### What the task requires
Please report every line from the material that contains the word "буквы".

┄┄┄┄┄┄┄┄┄┄┄┄┄┄┄┄┄┄┄┄

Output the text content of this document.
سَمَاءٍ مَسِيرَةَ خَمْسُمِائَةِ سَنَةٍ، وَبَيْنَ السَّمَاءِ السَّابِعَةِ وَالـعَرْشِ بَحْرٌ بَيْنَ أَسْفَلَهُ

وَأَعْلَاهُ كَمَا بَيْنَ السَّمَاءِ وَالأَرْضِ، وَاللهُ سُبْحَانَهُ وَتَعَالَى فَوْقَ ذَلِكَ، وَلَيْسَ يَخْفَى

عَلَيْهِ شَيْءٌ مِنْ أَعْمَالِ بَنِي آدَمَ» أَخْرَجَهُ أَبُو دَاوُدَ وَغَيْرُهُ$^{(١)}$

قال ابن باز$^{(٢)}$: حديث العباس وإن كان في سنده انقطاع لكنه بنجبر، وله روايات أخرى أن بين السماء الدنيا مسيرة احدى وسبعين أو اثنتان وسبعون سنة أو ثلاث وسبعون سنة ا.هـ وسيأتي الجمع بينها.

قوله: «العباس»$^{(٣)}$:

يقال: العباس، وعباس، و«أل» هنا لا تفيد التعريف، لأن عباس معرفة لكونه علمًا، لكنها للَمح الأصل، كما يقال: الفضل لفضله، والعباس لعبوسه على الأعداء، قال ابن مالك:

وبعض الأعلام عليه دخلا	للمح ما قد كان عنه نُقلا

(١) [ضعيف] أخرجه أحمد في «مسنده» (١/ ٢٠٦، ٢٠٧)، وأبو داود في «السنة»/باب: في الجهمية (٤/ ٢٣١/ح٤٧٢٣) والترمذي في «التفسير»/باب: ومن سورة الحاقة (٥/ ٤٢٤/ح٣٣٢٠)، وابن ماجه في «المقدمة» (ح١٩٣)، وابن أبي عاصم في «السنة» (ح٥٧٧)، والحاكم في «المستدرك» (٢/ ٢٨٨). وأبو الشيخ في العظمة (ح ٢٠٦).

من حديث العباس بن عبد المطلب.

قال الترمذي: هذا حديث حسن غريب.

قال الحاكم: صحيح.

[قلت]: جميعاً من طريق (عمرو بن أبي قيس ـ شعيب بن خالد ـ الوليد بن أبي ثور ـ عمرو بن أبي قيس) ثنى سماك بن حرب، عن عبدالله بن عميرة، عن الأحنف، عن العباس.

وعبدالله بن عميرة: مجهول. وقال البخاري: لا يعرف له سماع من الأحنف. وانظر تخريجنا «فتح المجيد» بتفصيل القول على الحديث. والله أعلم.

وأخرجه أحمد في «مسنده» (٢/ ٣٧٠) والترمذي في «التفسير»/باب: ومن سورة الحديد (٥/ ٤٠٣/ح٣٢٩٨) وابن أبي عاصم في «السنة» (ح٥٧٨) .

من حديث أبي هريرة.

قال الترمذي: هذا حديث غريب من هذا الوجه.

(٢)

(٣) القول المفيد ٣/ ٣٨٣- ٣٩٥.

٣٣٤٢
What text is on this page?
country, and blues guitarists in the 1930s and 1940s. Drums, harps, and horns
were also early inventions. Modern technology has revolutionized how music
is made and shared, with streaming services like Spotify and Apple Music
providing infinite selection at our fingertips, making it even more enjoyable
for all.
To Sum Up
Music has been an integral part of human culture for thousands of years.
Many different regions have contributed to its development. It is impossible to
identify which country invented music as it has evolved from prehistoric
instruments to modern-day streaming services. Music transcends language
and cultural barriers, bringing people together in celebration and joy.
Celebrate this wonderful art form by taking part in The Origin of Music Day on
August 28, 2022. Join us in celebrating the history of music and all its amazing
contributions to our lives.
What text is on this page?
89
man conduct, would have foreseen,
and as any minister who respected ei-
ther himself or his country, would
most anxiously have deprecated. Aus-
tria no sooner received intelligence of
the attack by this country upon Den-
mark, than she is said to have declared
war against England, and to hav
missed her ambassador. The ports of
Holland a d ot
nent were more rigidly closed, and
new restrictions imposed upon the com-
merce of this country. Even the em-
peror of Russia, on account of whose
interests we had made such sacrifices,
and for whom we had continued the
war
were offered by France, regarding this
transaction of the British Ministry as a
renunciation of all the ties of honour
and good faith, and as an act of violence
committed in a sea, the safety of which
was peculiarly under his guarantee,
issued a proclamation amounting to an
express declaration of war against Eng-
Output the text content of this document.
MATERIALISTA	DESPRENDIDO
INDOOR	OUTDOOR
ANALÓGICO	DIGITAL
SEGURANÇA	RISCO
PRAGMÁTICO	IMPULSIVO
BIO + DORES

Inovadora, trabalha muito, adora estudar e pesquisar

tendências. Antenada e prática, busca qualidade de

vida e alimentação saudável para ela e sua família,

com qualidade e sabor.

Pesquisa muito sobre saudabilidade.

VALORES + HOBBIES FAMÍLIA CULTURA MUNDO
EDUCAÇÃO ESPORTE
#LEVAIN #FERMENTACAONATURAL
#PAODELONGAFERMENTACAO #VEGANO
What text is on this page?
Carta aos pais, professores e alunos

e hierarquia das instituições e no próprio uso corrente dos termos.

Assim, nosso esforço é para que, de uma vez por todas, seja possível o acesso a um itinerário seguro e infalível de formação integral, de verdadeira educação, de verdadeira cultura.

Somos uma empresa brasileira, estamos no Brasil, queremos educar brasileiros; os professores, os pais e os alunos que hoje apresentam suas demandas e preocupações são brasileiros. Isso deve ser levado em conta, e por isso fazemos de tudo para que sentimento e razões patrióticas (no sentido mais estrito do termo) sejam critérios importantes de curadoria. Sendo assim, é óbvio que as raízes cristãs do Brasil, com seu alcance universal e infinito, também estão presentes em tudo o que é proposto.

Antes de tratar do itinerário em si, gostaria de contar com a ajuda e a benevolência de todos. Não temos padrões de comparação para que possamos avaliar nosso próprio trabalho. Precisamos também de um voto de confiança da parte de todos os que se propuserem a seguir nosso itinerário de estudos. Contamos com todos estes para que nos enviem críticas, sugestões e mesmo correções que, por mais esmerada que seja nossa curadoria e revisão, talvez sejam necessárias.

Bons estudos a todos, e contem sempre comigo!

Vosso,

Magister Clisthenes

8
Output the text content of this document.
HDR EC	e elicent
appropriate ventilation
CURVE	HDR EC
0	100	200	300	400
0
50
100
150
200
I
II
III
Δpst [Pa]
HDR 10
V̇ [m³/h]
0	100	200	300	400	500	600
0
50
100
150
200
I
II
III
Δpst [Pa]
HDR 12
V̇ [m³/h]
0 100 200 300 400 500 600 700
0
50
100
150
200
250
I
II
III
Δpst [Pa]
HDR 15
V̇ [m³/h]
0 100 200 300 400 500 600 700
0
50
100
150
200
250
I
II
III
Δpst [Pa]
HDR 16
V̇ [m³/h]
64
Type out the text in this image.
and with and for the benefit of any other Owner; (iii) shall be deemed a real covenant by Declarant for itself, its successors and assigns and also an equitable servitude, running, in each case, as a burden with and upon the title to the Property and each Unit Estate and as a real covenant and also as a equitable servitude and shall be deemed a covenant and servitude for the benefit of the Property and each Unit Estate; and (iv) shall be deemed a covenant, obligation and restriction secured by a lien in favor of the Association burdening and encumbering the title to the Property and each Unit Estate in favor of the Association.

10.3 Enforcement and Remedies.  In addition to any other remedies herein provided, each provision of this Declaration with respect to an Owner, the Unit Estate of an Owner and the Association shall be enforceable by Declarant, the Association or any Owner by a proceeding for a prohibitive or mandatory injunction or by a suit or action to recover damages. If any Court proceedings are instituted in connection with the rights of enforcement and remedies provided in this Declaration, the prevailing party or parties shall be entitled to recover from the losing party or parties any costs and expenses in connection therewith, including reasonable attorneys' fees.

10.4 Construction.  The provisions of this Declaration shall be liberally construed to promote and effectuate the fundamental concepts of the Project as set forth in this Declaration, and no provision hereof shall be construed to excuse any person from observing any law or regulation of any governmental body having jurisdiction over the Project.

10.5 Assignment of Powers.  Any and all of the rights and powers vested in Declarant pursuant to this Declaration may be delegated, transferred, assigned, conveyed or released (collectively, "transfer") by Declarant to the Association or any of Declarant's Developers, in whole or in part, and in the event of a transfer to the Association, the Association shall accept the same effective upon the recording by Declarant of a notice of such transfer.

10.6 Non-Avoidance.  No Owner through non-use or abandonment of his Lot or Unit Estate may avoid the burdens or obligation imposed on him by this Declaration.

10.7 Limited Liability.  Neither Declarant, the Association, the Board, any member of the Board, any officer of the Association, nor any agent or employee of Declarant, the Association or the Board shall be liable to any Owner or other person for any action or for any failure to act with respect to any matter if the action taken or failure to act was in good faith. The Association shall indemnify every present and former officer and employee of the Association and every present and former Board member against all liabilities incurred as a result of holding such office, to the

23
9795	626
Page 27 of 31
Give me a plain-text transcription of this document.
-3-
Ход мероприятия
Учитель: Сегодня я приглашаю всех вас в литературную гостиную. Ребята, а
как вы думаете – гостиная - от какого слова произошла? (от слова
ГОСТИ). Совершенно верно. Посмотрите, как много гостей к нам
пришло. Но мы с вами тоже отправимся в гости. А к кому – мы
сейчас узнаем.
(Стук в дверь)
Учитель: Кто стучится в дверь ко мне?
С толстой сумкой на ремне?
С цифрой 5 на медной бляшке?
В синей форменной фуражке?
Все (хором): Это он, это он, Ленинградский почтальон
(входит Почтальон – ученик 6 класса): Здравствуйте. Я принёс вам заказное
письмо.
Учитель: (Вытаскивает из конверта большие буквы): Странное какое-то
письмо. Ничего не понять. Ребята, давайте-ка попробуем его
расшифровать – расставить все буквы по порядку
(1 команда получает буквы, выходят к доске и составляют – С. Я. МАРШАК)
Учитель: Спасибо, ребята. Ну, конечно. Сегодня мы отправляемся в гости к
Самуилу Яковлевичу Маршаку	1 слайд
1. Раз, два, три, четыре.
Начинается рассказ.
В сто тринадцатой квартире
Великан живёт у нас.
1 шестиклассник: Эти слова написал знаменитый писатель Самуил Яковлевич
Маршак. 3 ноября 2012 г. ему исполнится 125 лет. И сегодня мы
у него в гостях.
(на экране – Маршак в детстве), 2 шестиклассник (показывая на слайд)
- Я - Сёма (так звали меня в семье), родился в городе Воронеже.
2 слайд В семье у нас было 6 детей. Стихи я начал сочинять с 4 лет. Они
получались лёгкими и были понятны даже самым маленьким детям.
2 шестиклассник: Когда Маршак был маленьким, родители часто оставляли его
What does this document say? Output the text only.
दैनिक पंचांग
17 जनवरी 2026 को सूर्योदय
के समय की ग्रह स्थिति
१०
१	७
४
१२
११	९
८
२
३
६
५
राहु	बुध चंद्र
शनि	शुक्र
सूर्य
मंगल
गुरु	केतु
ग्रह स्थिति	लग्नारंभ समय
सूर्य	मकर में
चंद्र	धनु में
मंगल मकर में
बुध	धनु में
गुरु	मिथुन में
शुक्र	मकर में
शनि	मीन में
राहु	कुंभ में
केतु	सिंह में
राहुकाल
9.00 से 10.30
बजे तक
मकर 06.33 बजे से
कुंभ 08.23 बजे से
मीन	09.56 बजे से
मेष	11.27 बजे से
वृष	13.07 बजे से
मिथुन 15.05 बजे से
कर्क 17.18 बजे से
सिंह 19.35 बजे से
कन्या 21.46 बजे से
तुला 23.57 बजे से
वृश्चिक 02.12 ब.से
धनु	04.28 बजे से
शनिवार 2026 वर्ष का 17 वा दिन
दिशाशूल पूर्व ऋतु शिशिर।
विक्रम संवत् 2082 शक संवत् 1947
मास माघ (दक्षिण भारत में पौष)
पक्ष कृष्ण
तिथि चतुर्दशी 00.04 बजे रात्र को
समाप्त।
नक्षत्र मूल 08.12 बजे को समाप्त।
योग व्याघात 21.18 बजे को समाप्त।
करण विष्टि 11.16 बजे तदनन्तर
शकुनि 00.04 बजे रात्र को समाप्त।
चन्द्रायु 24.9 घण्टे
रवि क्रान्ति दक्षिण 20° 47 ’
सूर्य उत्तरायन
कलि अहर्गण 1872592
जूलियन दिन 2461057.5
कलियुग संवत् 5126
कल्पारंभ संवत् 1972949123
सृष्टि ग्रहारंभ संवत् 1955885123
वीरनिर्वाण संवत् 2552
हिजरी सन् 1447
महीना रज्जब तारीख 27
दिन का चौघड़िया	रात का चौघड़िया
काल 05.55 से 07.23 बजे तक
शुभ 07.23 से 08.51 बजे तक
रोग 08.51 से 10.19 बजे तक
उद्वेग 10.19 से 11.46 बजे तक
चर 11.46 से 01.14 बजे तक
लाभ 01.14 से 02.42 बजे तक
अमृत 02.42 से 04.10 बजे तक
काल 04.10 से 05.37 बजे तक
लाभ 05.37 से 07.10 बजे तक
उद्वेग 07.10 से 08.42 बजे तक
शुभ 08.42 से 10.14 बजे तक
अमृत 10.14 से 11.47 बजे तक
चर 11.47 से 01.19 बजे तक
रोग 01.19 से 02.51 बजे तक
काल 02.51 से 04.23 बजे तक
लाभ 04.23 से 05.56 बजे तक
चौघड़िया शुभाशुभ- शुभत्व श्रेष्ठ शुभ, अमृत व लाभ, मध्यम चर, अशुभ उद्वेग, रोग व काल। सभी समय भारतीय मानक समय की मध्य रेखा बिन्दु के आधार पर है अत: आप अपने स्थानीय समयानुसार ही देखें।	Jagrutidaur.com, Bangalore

┄┄┄┄┄┄┄┄┄┄┄┄┄┄┄┄┄┄┄┄

### Output of the task
Учитель: (Вытаскивает из конверта большие буквы): Странное какое-то
расшифровать – расставить все буквы по порядку
(1 команда получает буквы, выходят к доске и составляют – С. Я. МАРШАК)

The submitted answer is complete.